THE EXERCISE: Give the entries again, word for word.
--- Begin LISTED ENTRIES ---
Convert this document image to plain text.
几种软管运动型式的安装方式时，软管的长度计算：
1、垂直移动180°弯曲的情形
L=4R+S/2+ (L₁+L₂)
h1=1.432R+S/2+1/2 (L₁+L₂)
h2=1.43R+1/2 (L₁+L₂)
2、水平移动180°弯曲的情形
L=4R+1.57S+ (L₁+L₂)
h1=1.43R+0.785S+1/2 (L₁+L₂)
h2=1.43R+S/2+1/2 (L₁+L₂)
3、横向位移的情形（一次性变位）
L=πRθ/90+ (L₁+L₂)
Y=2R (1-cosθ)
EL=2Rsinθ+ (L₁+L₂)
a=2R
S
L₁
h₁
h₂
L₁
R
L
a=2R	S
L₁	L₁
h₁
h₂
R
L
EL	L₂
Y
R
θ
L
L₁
--- End LISTED ENTRIES ---
RESULT BELOW:
Convert this document image to plain text.
几种软管运动型式的安装方式时，软管的长度计算：
1、垂直移动180°弯曲的情形
L=4R+S/2+ (L₁+L₂)
h1=1.432R+S/2+1/2 (L₁+L₂)
h2=1.43R+1/2 (L₁+L₂)
2、水平移动180°弯曲的情形
L=4R+1.57S+ (L₁+L₂)
h1=1.43R+0.785S+1/2 (L₁+L₂)
h2=1.43R+S/2+1/2 (L₁+L₂)
3、横向位移的情形（一次性变位）
L=πRθ/90+ (L₁+L₂)
Y=2R (1-cosθ)
EL=2Rsinθ+ (L₁+L₂)
a=2R
S
L₁
h₁
h₂
L₁
R
L
a=2R	S
L₁	L₁
h₁
h₂
R
L
EL	L₂
Y
R
θ
L
L₁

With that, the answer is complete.